--- Begin ---
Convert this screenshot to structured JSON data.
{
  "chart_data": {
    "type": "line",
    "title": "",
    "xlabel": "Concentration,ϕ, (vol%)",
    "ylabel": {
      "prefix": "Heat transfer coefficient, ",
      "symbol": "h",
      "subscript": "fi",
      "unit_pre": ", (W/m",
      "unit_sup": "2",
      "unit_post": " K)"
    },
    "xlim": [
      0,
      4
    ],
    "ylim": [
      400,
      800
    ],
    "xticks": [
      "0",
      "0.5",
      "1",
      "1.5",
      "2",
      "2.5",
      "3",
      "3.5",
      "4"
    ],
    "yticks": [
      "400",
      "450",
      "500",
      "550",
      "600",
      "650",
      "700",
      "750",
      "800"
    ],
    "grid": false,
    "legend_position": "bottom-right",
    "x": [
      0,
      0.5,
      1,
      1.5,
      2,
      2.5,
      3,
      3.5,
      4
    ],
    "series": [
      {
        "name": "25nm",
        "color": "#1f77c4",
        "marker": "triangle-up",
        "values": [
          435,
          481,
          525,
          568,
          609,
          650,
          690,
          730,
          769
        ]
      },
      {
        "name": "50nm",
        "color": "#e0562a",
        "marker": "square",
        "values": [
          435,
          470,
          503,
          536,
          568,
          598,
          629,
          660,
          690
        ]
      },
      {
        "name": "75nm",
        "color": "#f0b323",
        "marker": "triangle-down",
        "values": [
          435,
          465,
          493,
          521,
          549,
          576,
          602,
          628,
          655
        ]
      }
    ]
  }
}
--- End ---
= Required task =
Nothing should be changed: write out all of the data as is.

= Task answer =
Convert this screenshot to structured JSON data.
{
  "chart_data": {
    "type": "line",
    "title": "",
    "xlabel": "Concentration,ϕ, (vol%)",
    "ylabel": {
      "prefix": "Heat transfer coefficient, ",
      "symbol": "h",
      "subscript": "fi",
      "unit_pre": ", (W/m",
      "unit_sup": "2",
      "unit_post": " K)"
    },
    "xlim": [
      0,
      4
    ],
    "ylim": [
      400,
      800
    ],
    "xticks": [
      "0",
      "0.5",
      "1",
      "1.5",
      "2",
      "2.5",
      "3",
      "3.5",
      "4"
    ],
    "yticks": [
      "400",
      "450",
      "500",
      "550",
      "600",
      "650",
      "700",
      "750",
      "800"
    ],
    "grid": false,
    "legend_position": "bottom-right",
    "x": [
      0,
      0.5,
      1,
      1.5,
      2,
      2.5,
      3,
      3.5,
      4
    ],
    "series": [
      {
        "name": "25nm",
        "color": "#1f77c4",
        "marker": "triangle-up",
        "values": [
          435,
          481,
          525,
          568,
          609,
          650,
          690,
          730,
          769
        ]
      },
      {
        "name": "50nm",
        "color": "#e0562a",
        "marker": "square",
        "values": [
          435,
          470,
          503,
          536,
          568,
          598,
          629,
          660,
          690
        ]
      },
      {
        "name": "75nm",
        "color": "#f0b323",
        "marker": "triangle-down",
        "values": [
          435,
          465,
          493,
          521,
          549,
          576,
          602,
          628,
          655
        ]
      }
    ]
  }
}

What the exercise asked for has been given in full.